» AIM OF THE EXERCISE: Look through the listing below and report how many lines contain "plain", as a bare number.

» RECORDED DATA:
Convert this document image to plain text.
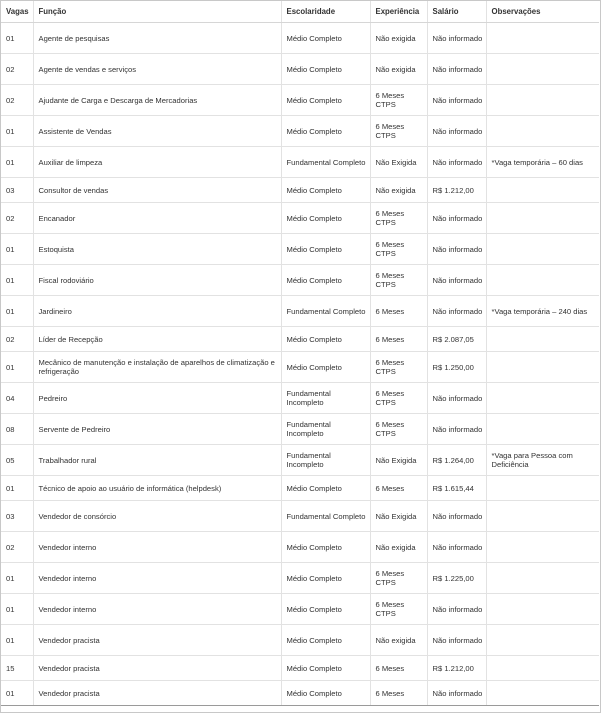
Vagas	Função	Escolaridade	Experiência	Salário	Observações
01	Agente de pesquisas	Médio Completo	Não exigida	Não informado	
02	Agente de vendas e serviços	Médio Completo	Não exigida	Não informado	
02	Ajudante de Carga e Descarga de Mercadorias	Médio Completo	6 Meses CTPS	Não informado	
01	Assistente de Vendas	Médio Completo	6 Meses CTPS	Não informado	
01	Auxiliar de limpeza	Fundamental Completo	Não Exigida	Não informado	*Vaga temporária – 60 dias
03	Consultor de vendas	Médio Completo	Não exigida	R$ 1.212,00	
02	Encanador	Médio Completo	6 Meses CTPS	Não informado	
01	Estoquista	Médio Completo	6 Meses CTPS	Não informado	
01	Fiscal rodoviário	Médio Completo	6 Meses CTPS	Não informado	
01	Jardineiro	Fundamental Completo	6 Meses	Não informado	*Vaga temporária – 240 dias
02	Líder de Recepção	Médio Completo	6 Meses	R$ 2.087,05	
01	Mecânico de manutenção e instalação de aparelhos de climatização e refrigeração	Médio Completo	6 Meses CTPS	R$ 1.250,00	
04	Pedreiro	Fundamental Incompleto	6 Meses CTPS	Não informado	
08	Servente de Pedreiro	Fundamental Incompleto	6 Meses CTPS	Não informado	
05	Trabalhador rural	Fundamental Incompleto	Não Exigida	R$ 1.264,00	*Vaga para Pessoa com Deficiência
01	Técnico de apoio ao usuário de informática (helpdesk)	Médio Completo	6 Meses	R$ 1.615,44	
03	Vendedor de consórcio	Fundamental Completo	Não Exigida	Não informado	
02	Vendedor interno	Médio Completo	Não exigida	Não informado	
01	Vendedor interno	Médio Completo	6 Meses CTPS	R$ 1.225,00	
01	Vendedor interno	Médio Completo	6 Meses CTPS	Não informado	
01	Vendedor pracista	Médio Completo	Não exigida	Não informado	
15	Vendedor pracista	Médio Completo	6 Meses	R$ 1.212,00	
01	Vendedor pracista	Médio Completo	6 Meses	Não informado	
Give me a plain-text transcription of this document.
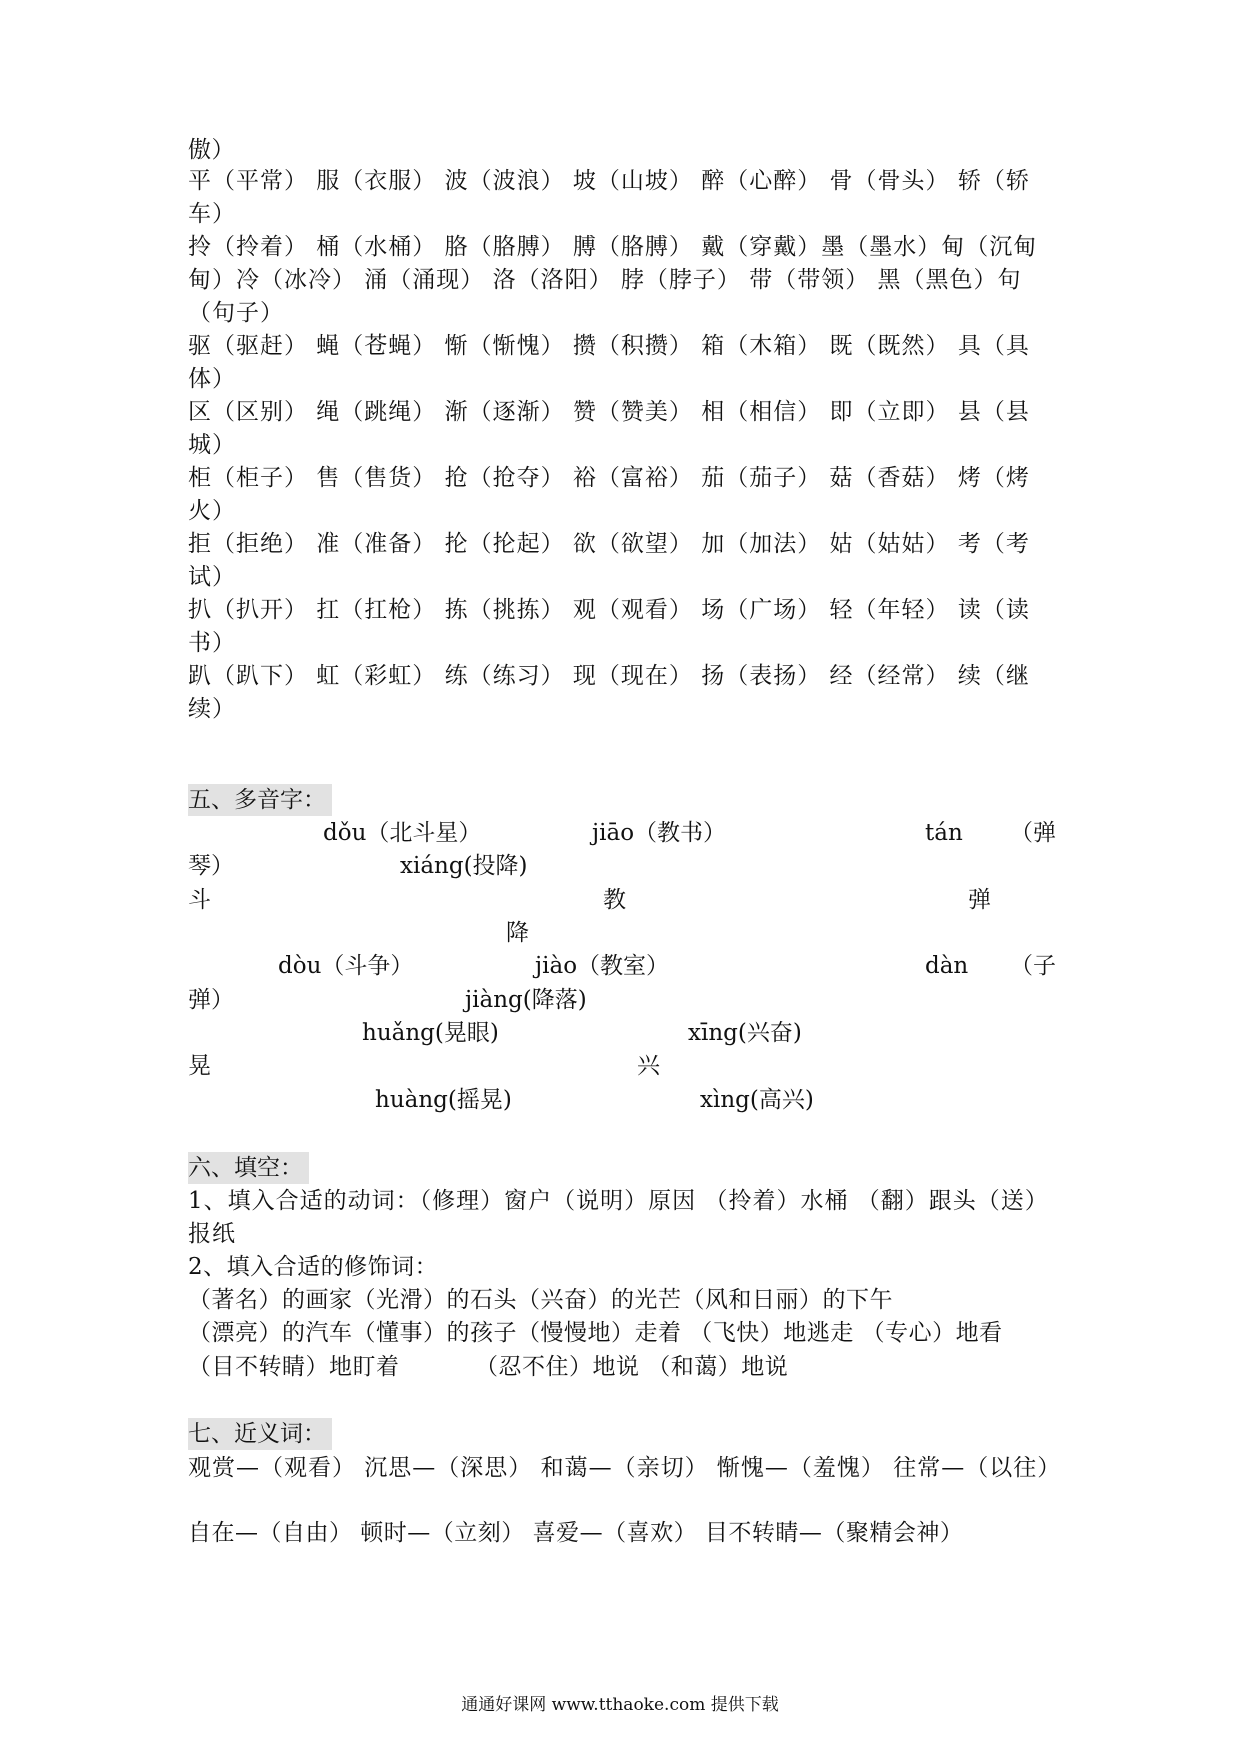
傲）
平（平常） 服（衣服） 波（波浪） 坡（山坡） 醉（心醉） 骨（骨头） 轿（轿车）
拎（拎着） 桶（水桶） 胳（胳膊） 膊（胳膊） 戴（穿戴）墨（墨水）甸（沉甸甸）冷（冰冷） 涌（涌现） 洛（洛阳） 脖（脖子） 带（带领） 黑（黑色）句（句子）
驱（驱赶） 蝇（苍蝇） 惭（惭愧） 攒（积攒） 箱（木箱） 既（既然） 具（具体）
区（区别） 绳（跳绳） 渐（逐渐） 赞（赞美） 相（相信） 即（立即） 县（县城）
柜（柜子） 售（售货） 抢（抢夺） 裕（富裕） 茄（茄子） 菇（香菇） 烤（烤火）
拒（拒绝） 准（准备） 抡（抡起） 欲（欲望） 加（加法） 姑（姑姑） 考（考试）
扒（扒开） 扛（扛枪） 拣（挑拣） 观（观看） 场（广场） 轻（年轻） 读（读书）
趴（趴下） 虹（彩虹） 练（练习） 现（现在） 扬（表扬） 经（经常） 续（继续）
五、多音字：
dǒu（北斗星）	jiāo（教书）	tán （弹
琴）	xiáng(投降)
斗	教	弹
降
dòu（斗争）	jiào（教室）	dàn （子
弹）	jiàng(降落)
huǎng(晃眼)	xīng(兴奋)
晃	兴
huàng(摇晃)	xìng(高兴)
六、填空：
1、填入合适的动词：（修理）窗户（说明）原因 （拎着）水桶 （翻）跟头（送）报纸
2、填入合适的修饰词：
（著名）的画家（光滑）的石头（兴奋）的光芒（风和日丽）的下午
（漂亮）的汽车（懂事）的孩子（慢慢地）走着 （飞快）地逃走 （专心）地看
（目不转睛）地盯着	（忍不住）地说 （和蔼）地说
七、近义词：
观赏—（观看） 沉思—（深思） 和蔼—（亲切） 惭愧—（羞愧） 往常—（以往）
自在—（自由） 顿时—（立刻） 喜爱—（喜欢） 目不转睛—（聚精会神）
通通好课网 www.tthaoke.com 提供下载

» REPLY: 2